_STATED EXERCISE:_
Locate every line that holds the string "ylabel" and copy it.

_SUPPLIED MATERIAL:_
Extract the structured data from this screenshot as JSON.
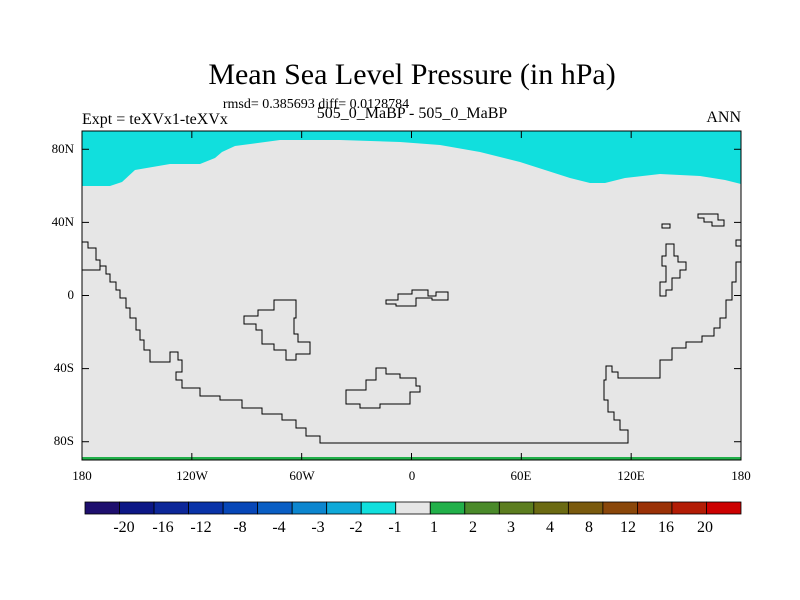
{
  "chart_data": {
    "type": "heatmap",
    "title": "Mean Sea Level Pressure (in hPa)",
    "stats_line": "rmsd= 0.385693 diff= 0.0128784",
    "left_label": "Expt = teXVx1-teXVx",
    "center_label": "505_0_MaBP - 505_0_MaBP",
    "right_label": "ANN",
    "x_ticks": [
      "180",
      "120W",
      "60W",
      "0",
      "60E",
      "120E",
      "180"
    ],
    "y_ticks": [
      "80N",
      "40N",
      "0",
      "40S",
      "80S"
    ],
    "x_range": [
      -180,
      180
    ],
    "y_range": [
      -90,
      90
    ],
    "field_description": {
      "dominant_bin": "-1 to 1",
      "northern_band_bin": "-2 to -1",
      "southern_edge_bin": "1 to 2"
    },
    "colorbar": {
      "labels": [
        "-20",
        "-16",
        "-12",
        "-8",
        "-4",
        "-3",
        "-2",
        "-1",
        "1",
        "2",
        "3",
        "4",
        "8",
        "12",
        "16",
        "20"
      ],
      "colors": [
        "#1e0f6e",
        "#0c1786",
        "#0d2799",
        "#0a33a8",
        "#0747b8",
        "#0a5ec4",
        "#0c86cf",
        "#0fa9d9",
        "#11dfdd",
        "#e6e6e6",
        "#22b04a",
        "#4a8a2a",
        "#5c7d1f",
        "#6b6a12",
        "#7a5a0e",
        "#8a470a",
        "#9a3106",
        "#b31c05",
        "#cc0000"
      ]
    },
    "colors": {
      "land_field": "#e6e6e6",
      "north_band": "#11dfdd",
      "south_band": "#22b04a",
      "coastline": "#000000"
    }
  }
}
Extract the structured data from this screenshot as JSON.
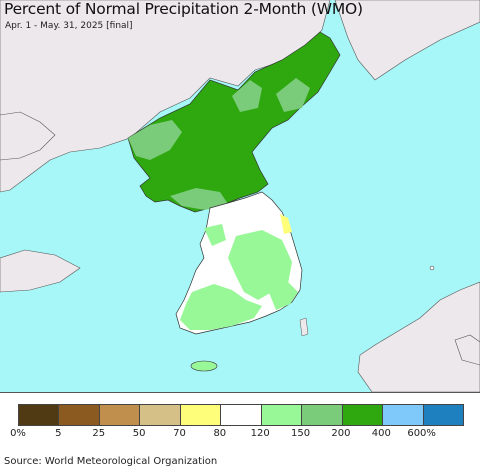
{
  "title": "Percent of Normal Precipitation 2-Month (WMO)",
  "subtitle": "Apr. 1 - May. 31, 2025 [final]",
  "source": "Source: World Meteorological Organization",
  "colors": {
    "ocean": "#a7f7f8",
    "foreign_land": "#ece8ec",
    "border_line": "#4a4a4a"
  },
  "legend": {
    "bins": [
      {
        "color": "#4f3a14"
      },
      {
        "color": "#8b5a21"
      },
      {
        "color": "#c08f4d"
      },
      {
        "color": "#d5c088"
      },
      {
        "color": "#fefe7a"
      },
      {
        "color": "#ffffff"
      },
      {
        "color": "#98f898"
      },
      {
        "color": "#7acb7a"
      },
      {
        "color": "#2ea80e"
      },
      {
        "color": "#7ec8fa"
      },
      {
        "color": "#1f80c0"
      }
    ],
    "ticks": [
      "0%",
      "5",
      "25",
      "50",
      "70",
      "80",
      "120",
      "150",
      "200",
      "400",
      "600%"
    ]
  }
}
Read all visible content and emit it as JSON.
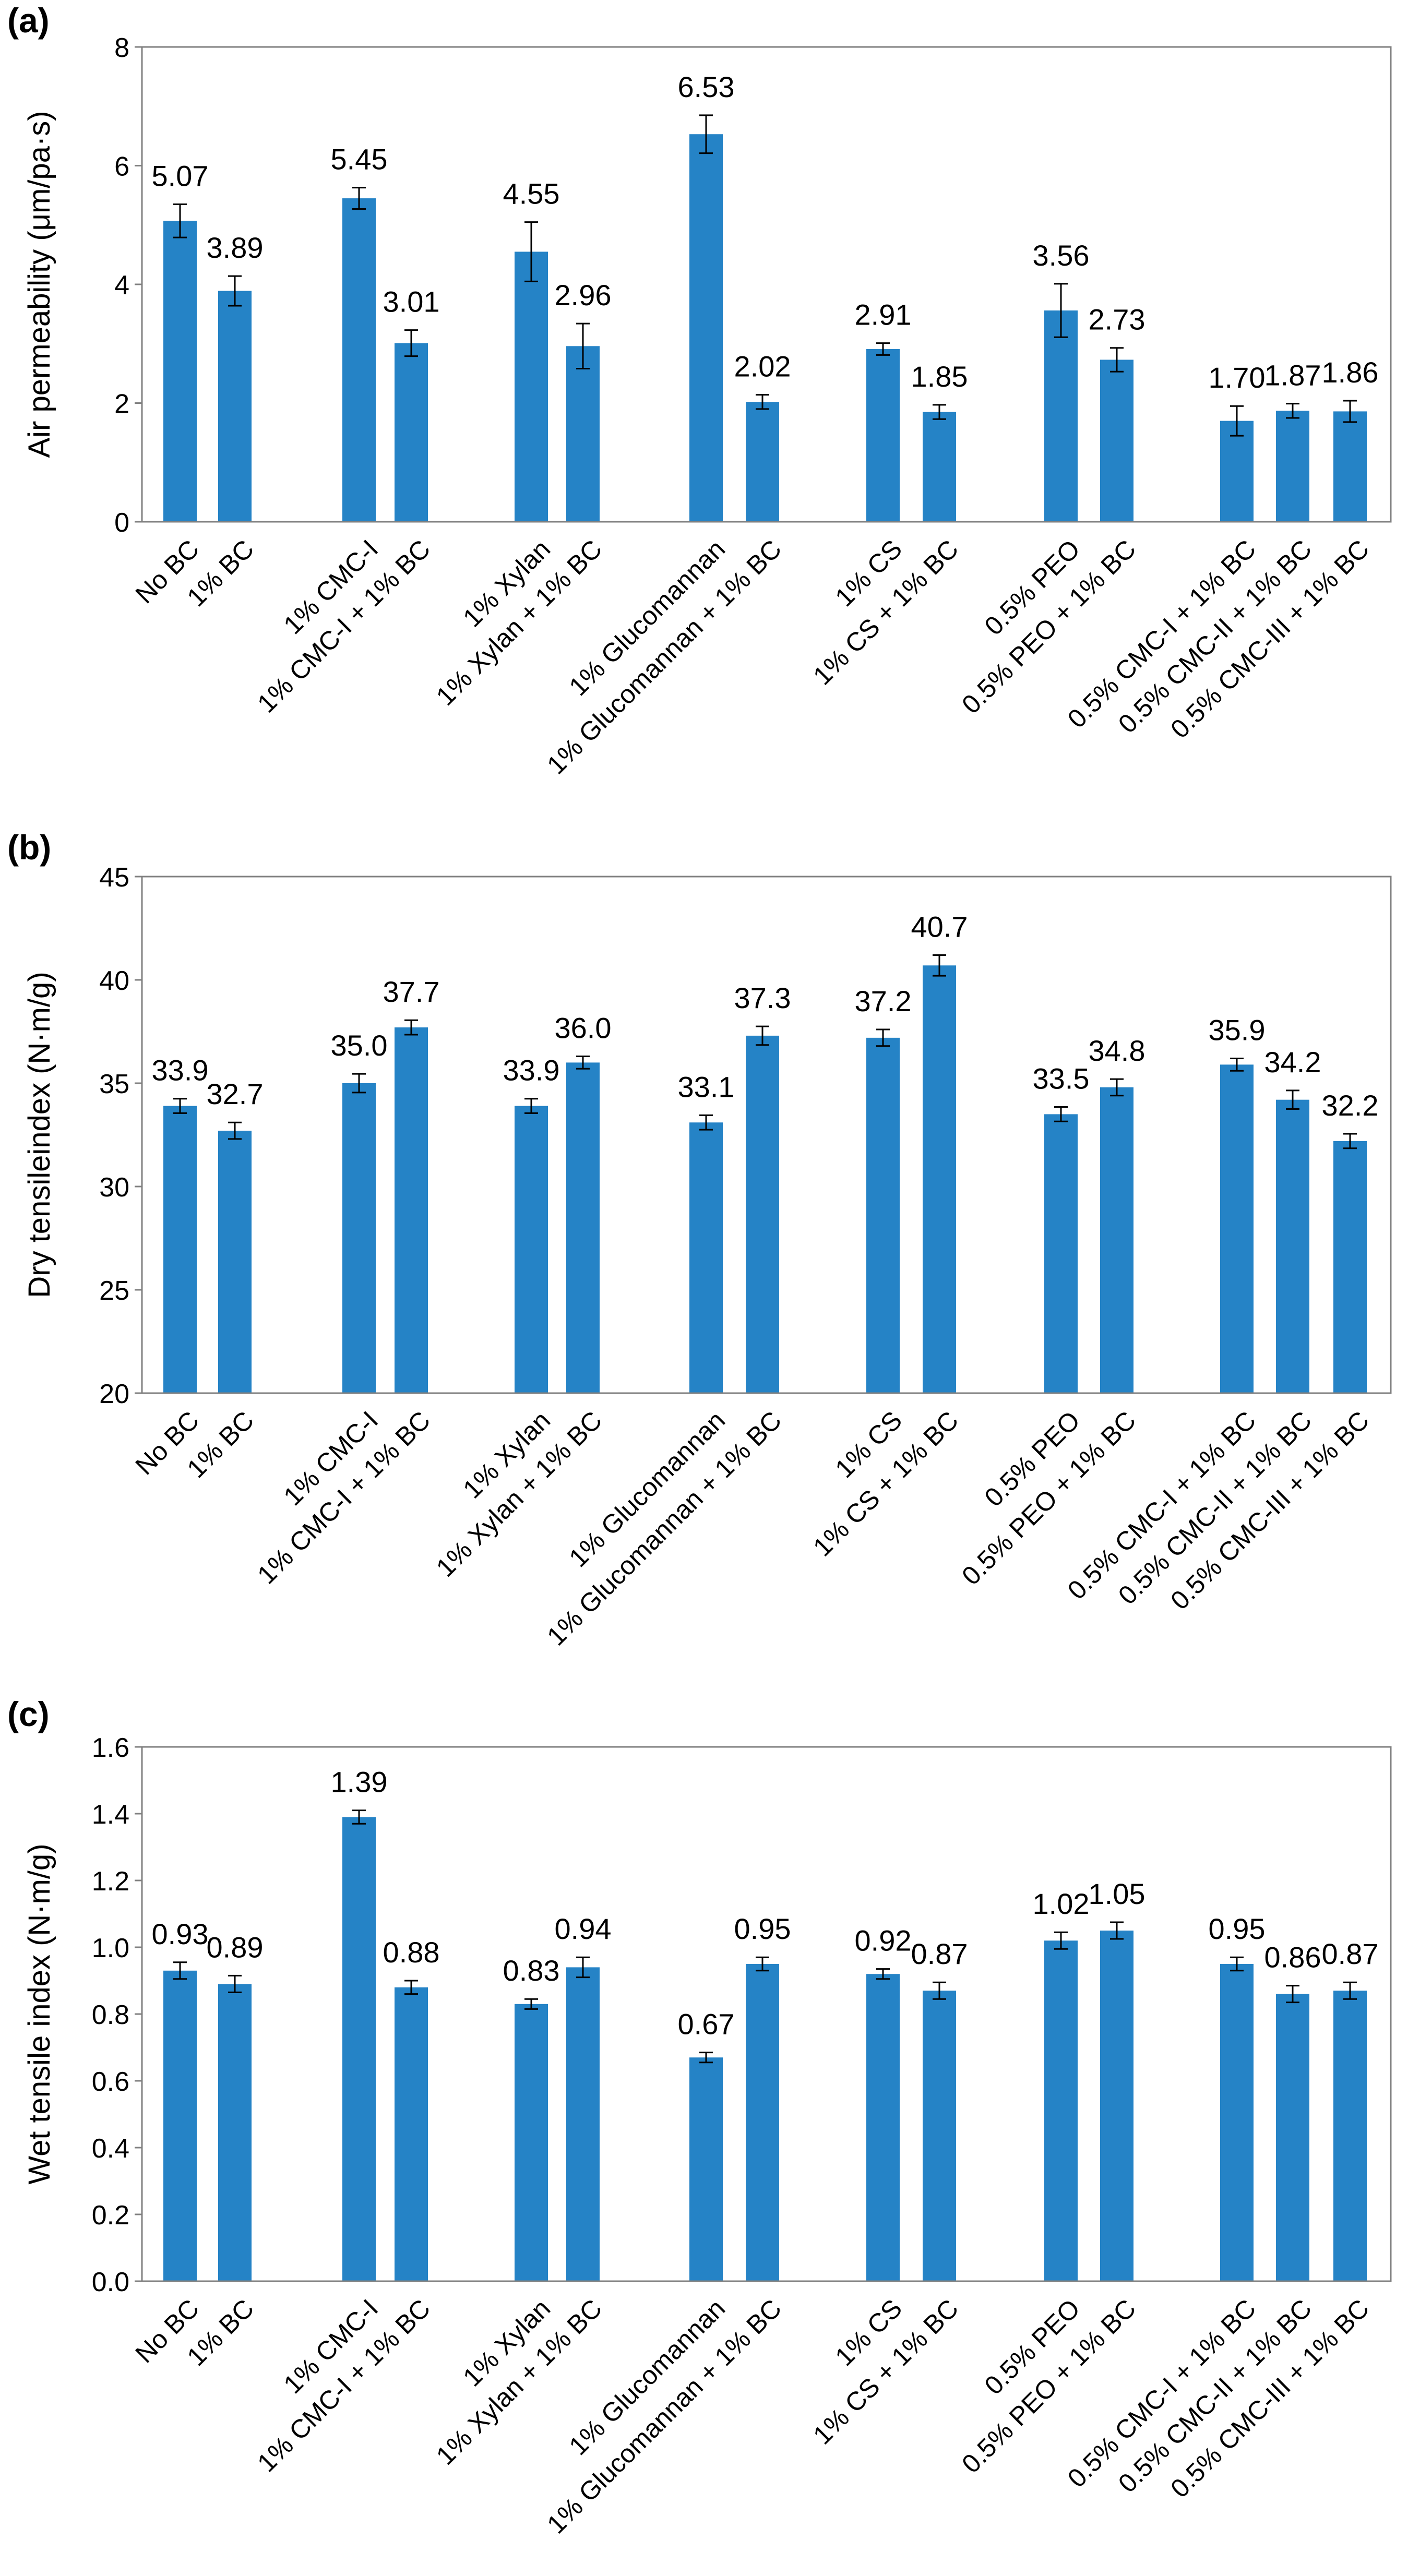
{
  "bar_color": "#2583c6",
  "axis_color": "#808080",
  "chart_data": [
    {
      "type": "bar",
      "panel_label": "(a)",
      "title": "",
      "xlabel": "",
      "ylabel": "Air permeability (μm/pa·s)",
      "ylim": [
        0,
        8
      ],
      "yticks": [
        "0",
        "2",
        "4",
        "6",
        "8"
      ],
      "grid": false,
      "categories": [
        "No BC",
        "1% BC",
        "1% CMC-I",
        "1% CMC-I + 1% BC",
        "1% Xylan",
        "1% Xylan + 1% BC",
        "1% Glucomannan",
        "1% Glucomannan + 1% BC",
        "1% CS",
        "1% CS + 1% BC",
        "0.5% PEO",
        "0.5% PEO + 1% BC",
        "0.5% CMC-I + 1% BC",
        "0.5% CMC-II + 1% BC",
        "0.5% CMC-III + 1% BC"
      ],
      "values": [
        5.07,
        3.89,
        5.45,
        3.01,
        4.55,
        2.96,
        6.53,
        2.02,
        2.91,
        1.85,
        3.56,
        2.73,
        1.7,
        1.87,
        1.86
      ],
      "errors": [
        0.28,
        0.25,
        0.18,
        0.22,
        0.5,
        0.38,
        0.32,
        0.12,
        0.1,
        0.12,
        0.45,
        0.2,
        0.25,
        0.12,
        0.18
      ],
      "data_labels": [
        "5.07",
        "3.89",
        "5.45",
        "3.01",
        "4.55",
        "2.96",
        "6.53",
        "2.02",
        "2.91",
        "1.85",
        "3.56",
        "2.73",
        "1.70",
        "1.87",
        "1.86"
      ]
    },
    {
      "type": "bar",
      "panel_label": "(b)",
      "title": "",
      "xlabel": "",
      "ylabel": "Dry tensileindex (N·m/g)",
      "ylim": [
        20,
        45
      ],
      "yticks": [
        "20",
        "25",
        "30",
        "35",
        "40",
        "45"
      ],
      "grid": false,
      "categories": [
        "No BC",
        "1% BC",
        "1% CMC-I",
        "1% CMC-I + 1% BC",
        "1% Xylan",
        "1% Xylan + 1% BC",
        "1% Glucomannan",
        "1% Glucomannan + 1% BC",
        "1% CS",
        "1% CS + 1% BC",
        "0.5% PEO",
        "0.5% PEO + 1% BC",
        "0.5% CMC-I + 1% BC",
        "0.5% CMC-II + 1% BC",
        "0.5% CMC-III + 1% BC"
      ],
      "values": [
        33.9,
        32.7,
        35.0,
        37.7,
        33.9,
        36.0,
        33.1,
        37.3,
        37.2,
        40.7,
        33.5,
        34.8,
        35.9,
        34.2,
        32.2
      ],
      "errors": [
        0.35,
        0.4,
        0.45,
        0.35,
        0.35,
        0.3,
        0.35,
        0.45,
        0.4,
        0.5,
        0.35,
        0.4,
        0.3,
        0.45,
        0.35
      ],
      "data_labels": [
        "33.9",
        "32.7",
        "35.0",
        "37.7",
        "33.9",
        "36.0",
        "33.1",
        "37.3",
        "37.2",
        "40.7",
        "33.5",
        "34.8",
        "35.9",
        "34.2",
        "32.2"
      ]
    },
    {
      "type": "bar",
      "panel_label": "(c)",
      "title": "",
      "xlabel": "",
      "ylabel": "Wet tensile index (N·m/g)",
      "ylim": [
        0,
        1.6
      ],
      "yticks": [
        "0.0",
        "0.2",
        "0.4",
        "0.6",
        "0.8",
        "1.0",
        "1.2",
        "1.4",
        "1.6"
      ],
      "grid": false,
      "categories": [
        "No BC",
        "1% BC",
        "1% CMC-I",
        "1% CMC-I + 1% BC",
        "1% Xylan",
        "1% Xylan + 1% BC",
        "1% Glucomannan",
        "1% Glucomannan + 1% BC",
        "1% CS",
        "1% CS + 1% BC",
        "0.5% PEO",
        "0.5% PEO + 1% BC",
        "0.5% CMC-I + 1% BC",
        "0.5% CMC-II + 1% BC",
        "0.5% CMC-III + 1% BC"
      ],
      "values": [
        0.93,
        0.89,
        1.39,
        0.88,
        0.83,
        0.94,
        0.67,
        0.95,
        0.92,
        0.87,
        1.02,
        1.05,
        0.95,
        0.86,
        0.87
      ],
      "errors": [
        0.025,
        0.025,
        0.02,
        0.02,
        0.015,
        0.03,
        0.015,
        0.02,
        0.015,
        0.025,
        0.025,
        0.025,
        0.02,
        0.025,
        0.025
      ],
      "data_labels": [
        "0.93",
        "0.89",
        "1.39",
        "0.88",
        "0.83",
        "0.94",
        "0.67",
        "0.95",
        "0.92",
        "0.87",
        "1.02",
        "1.05",
        "0.95",
        "0.86",
        "0.87"
      ]
    }
  ]
}
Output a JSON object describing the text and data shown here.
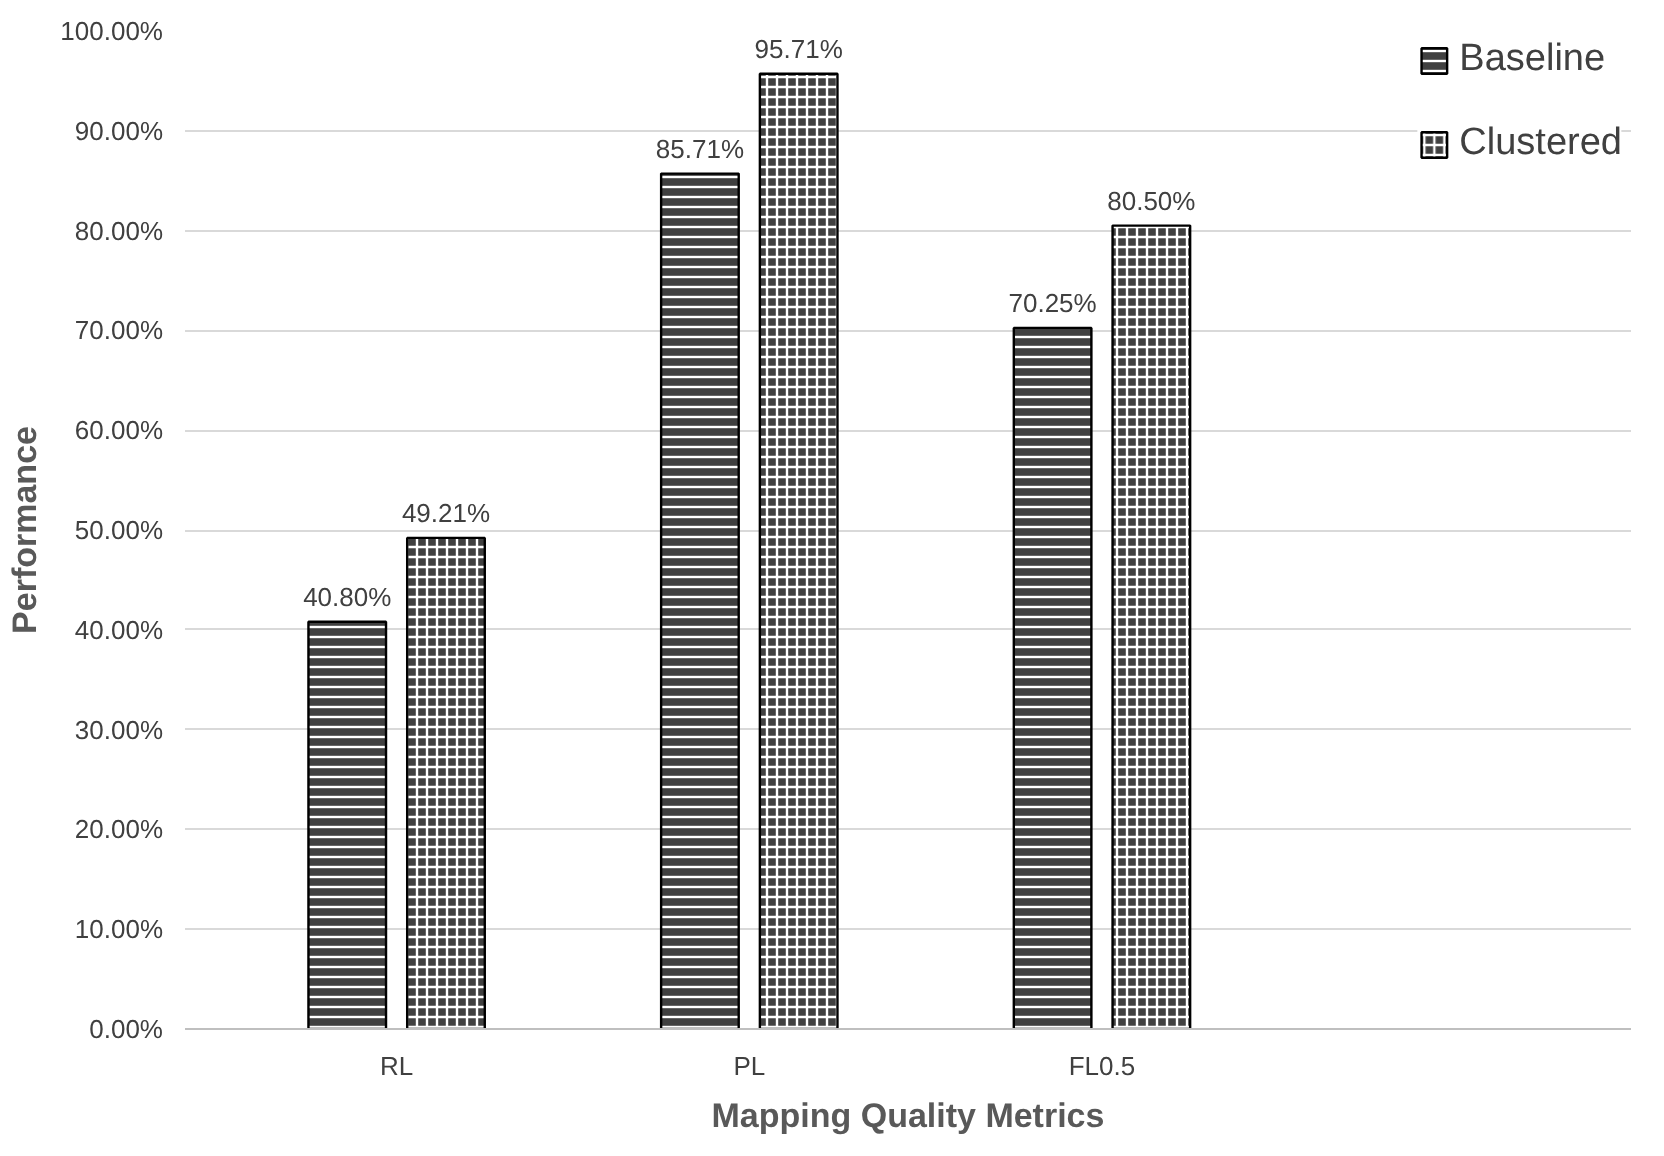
{
  "chart_data": {
    "type": "bar",
    "xlabel": "Mapping Quality Metrics",
    "ylabel": "Performance",
    "categories": [
      "RL",
      "PL",
      "FL0.5"
    ],
    "series": [
      {
        "name": "Baseline",
        "color": "#404040",
        "values": [
          40.8,
          85.71,
          70.25
        ],
        "value_labels": [
          "40.80%",
          "85.71%",
          "70.25%"
        ]
      },
      {
        "name": "Clustered",
        "color": "#404040",
        "values": [
          49.21,
          95.71,
          80.5
        ],
        "value_labels": [
          "49.21%",
          "95.71%",
          "80.50%"
        ]
      }
    ],
    "ylim": [
      0,
      100
    ],
    "yticks": [
      {
        "value": 0,
        "label": "0.00%"
      },
      {
        "value": 10,
        "label": "10.00%"
      },
      {
        "value": 20,
        "label": "20.00%"
      },
      {
        "value": 30,
        "label": "30.00%"
      },
      {
        "value": 40,
        "label": "40.00%"
      },
      {
        "value": 50,
        "label": "50.00%"
      },
      {
        "value": 60,
        "label": "60.00%"
      },
      {
        "value": 70,
        "label": "70.00%"
      },
      {
        "value": 80,
        "label": "80.00%"
      },
      {
        "value": 90,
        "label": "90.00%"
      },
      {
        "value": 100,
        "label": "100.00%"
      }
    ],
    "grid": "y",
    "legend": "right"
  }
}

_SOLUTION BELOW:_
      "ylabel": "Air permeability (μm/pa·s)",
      "ylabel": "Dry tensileindex (N·m/g)",
      "ylabel": "Wet tensile index (N·m/g)",
    "ylabel": "Performance",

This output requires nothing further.